**Exercise data**
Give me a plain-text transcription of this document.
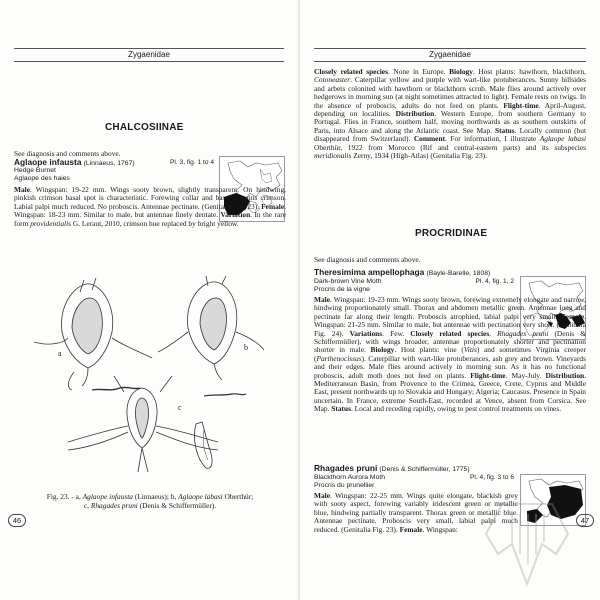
Zygaenidae
CHALCOSIINAE
See diagnosis and comments above.
Aglaope infausta (Linnaeus, 1767)	Pl. 3, fig. 1 to 4
Hedge Burnet
Aglaope des haies
Male. Wingspan: 19-22 mm. Wings sooty brown, slightly transparent. On hindwing, pinkish crimson basal spot is characteristic. Forewing collar and basal margins crimson. Labial palpi much reduced. No proboscis. Antennae pectinate. (Genitalia Fig. 23). Female. Wingspan: 18-23 mm. Similar to male, but antennae finely dentate. Variation. In the rare form providentialis G. Leraut, 2010, crimson hue replaced by bright yellow.
a
b
c
Fig. 23. - a, Aglaope infausta (Linnaeus); b, Aglaope labasi Oberthür;
c, Rhagades pruni (Denis & Schiffermüller).
46
Zygaenidae
Closely related species. None in Europe. Biology. Host plants: hawthorn, blackthorn, Cotoneaster. Caterpillar yellow and purple with wart-like protuberances. Sunny hillsides and arbets colonited with hawthorn or blackthorn scrub. Male flies around actively over hedgerows in morning sun (at night sometimes attracted to light). Female rests on twigs. In the absence of proboscis, adults do not feed on plants. Flight-time. April-August, depending on localities. Distribution. Western Europe, from southern Germany to Portugal. Flies in France, southern half, moving northwards as as southern outskirts of Paris, into Alsace and along the Atlantic coast. See Map. Status. Locally common (but disappeared from Switzerland). Comment. For information, I illustrate Aglaope labasi Oberthür, 1922 from Morocco (Rif and central-eastern parts) and its subspecies meridionalis Zerny, 1934 (High-Atlas) (Genitalia Fig. 23).
PROCRIDINAE
See diagnosis and comments above.
Theresimima ampellophaga (Bayle-Barelle, 1808)
Dark-brown Vine Moth	Pl. 4, fig. 1, 2
Procris de la vigne
Male. Wingspan: 19-23 mm. Wings sooty brown, forewing extremely elongate and narrow, hindwing proportionately small. Thorax and abdomen metallic green. Antennae long and pectinate far along their length. Proboscis atrophied, labial palpi very small. Female. Wingspan: 21-25 mm. Similar to male, but antennae with pectination very short. (Genitalia Fig. 24). Variations. Few. Closely related species. Rhagades pruni (Denis & Schiffermüller), with wings broader, antennae proportionately shorter and pectination shorter in male. Biology. Host plants: vine (Vitis) and sometimes Virginia creeper (Parthenocissus). Caterpillar with wart-like protuberances, ash grey and brown. Vineyards and their edges. Male flies around actively in morning sun. As it has no functional proboscis, adult moth does not feed on plants. Flight-time. May-July. Distribution. Mediterranean Basin, from Provence to the Crimea, Greece, Crete, Cyprus and Middle East, present northwards up to Slovakia and Hungary; Algeria; Caucasus. Presence in Spain uncertain. In France, extreme South-East, recorded at Vence, absent from Corsica. See Map. Status. Local and receding rapidly, owing to pest control treatments on vines.
Rhagades pruni (Denis & Schiffermüller, 1775)
Blackthorn Aurora Moth	Pl. 4, fig. 3 to 6
Procris du prunellier
Male. Wingspan: 22-25 mm. Wings quite elongate, blackish grey with sooty aspect, forewing variably iridescent green or metallic blue, hindwing partially transparent. Thorax green or metallic blue. Antennae pectinate. Proboscis very small, labial palpi much reduced. (Genitalia Fig. 23). Female. Wingspan:
47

**What to do**
Without the pictures, reproduce every line of the records above exactly.

**Answer for the task**
Give me a plain-text transcription of this document.
Zygaenidae
CHALCOSIINAE
See diagnosis and comments above.
Aglaope infausta (Linnaeus, 1767)	Pl. 3, fig. 1 to 4
Hedge Burnet
Aglaope des haies
Male. Wingspan: 19-22 mm. Wings sooty brown, slightly transparent. On hindwing, pinkish crimson basal spot is characteristic. Forewing collar and basal margins crimson. Labial palpi much reduced. No proboscis. Antennae pectinate. (Genitalia Fig. 23). Female. Wingspan: 18-23 mm. Similar to male, but antennae finely dentate. Variation. In the rare form providentialis G. Leraut, 2010, crimson hue replaced by bright yellow.
a
b
c
Fig. 23. - a, Aglaope infausta (Linnaeus); b, Aglaope labasi Oberthür;
c, Rhagades pruni (Denis & Schiffermüller).
46
Zygaenidae
Closely related species. None in Europe. Biology. Host plants: hawthorn, blackthorn, Cotoneaster. Caterpillar yellow and purple with wart-like protuberances. Sunny hillsides and arbets colonited with hawthorn or blackthorn scrub. Male flies around actively over hedgerows in morning sun (at night sometimes attracted to light). Female rests on twigs. In the absence of proboscis, adults do not feed on plants. Flight-time. April-August, depending on localities. Distribution. Western Europe, from southern Germany to Portugal. Flies in France, southern half, moving northwards as as southern outskirts of Paris, into Alsace and along the Atlantic coast. See Map. Status. Locally common (but disappeared from Switzerland). Comment. For information, I illustrate Aglaope labasi Oberthür, 1922 from Morocco (Rif and central-eastern parts) and its subspecies meridionalis Zerny, 1934 (High-Atlas) (Genitalia Fig. 23).
PROCRIDINAE
See diagnosis and comments above.
Theresimima ampellophaga (Bayle-Barelle, 1808)
Dark-brown Vine Moth	Pl. 4, fig. 1, 2
Procris de la vigne
Male. Wingspan: 19-23 mm. Wings sooty brown, forewing extremely elongate and narrow, hindwing proportionately small. Thorax and abdomen metallic green. Antennae long and pectinate far along their length. Proboscis atrophied, labial palpi very small. Female. Wingspan: 21-25 mm. Similar to male, but antennae with pectination very short. (Genitalia Fig. 24). Variations. Few. Closely related species. Rhagades pruni (Denis & Schiffermüller), with wings broader, antennae proportionately shorter and pectination shorter in male. Biology. Host plants: vine (Vitis) and sometimes Virginia creeper (Parthenocissus). Caterpillar with wart-like protuberances, ash grey and brown. Vineyards and their edges. Male flies around actively in morning sun. As it has no functional proboscis, adult moth does not feed on plants. Flight-time. May-July. Distribution. Mediterranean Basin, from Provence to the Crimea, Greece, Crete, Cyprus and Middle East, present northwards up to Slovakia and Hungary; Algeria; Caucasus. Presence in Spain uncertain. In France, extreme South-East, recorded at Vence, absent from Corsica. See Map. Status. Local and receding rapidly, owing to pest control treatments on vines.
Rhagades pruni (Denis & Schiffermüller, 1775)
Blackthorn Aurora Moth	Pl. 4, fig. 3 to 6
Procris du prunellier
Male. Wingspan: 22-25 mm. Wings quite elongate, blackish grey with sooty aspect, forewing variably iridescent green or metallic blue, hindwing partially transparent. Thorax green or metallic blue. Antennae pectinate. Proboscis very small, labial palpi much reduced. (Genitalia Fig. 23). Female. Wingspan:
47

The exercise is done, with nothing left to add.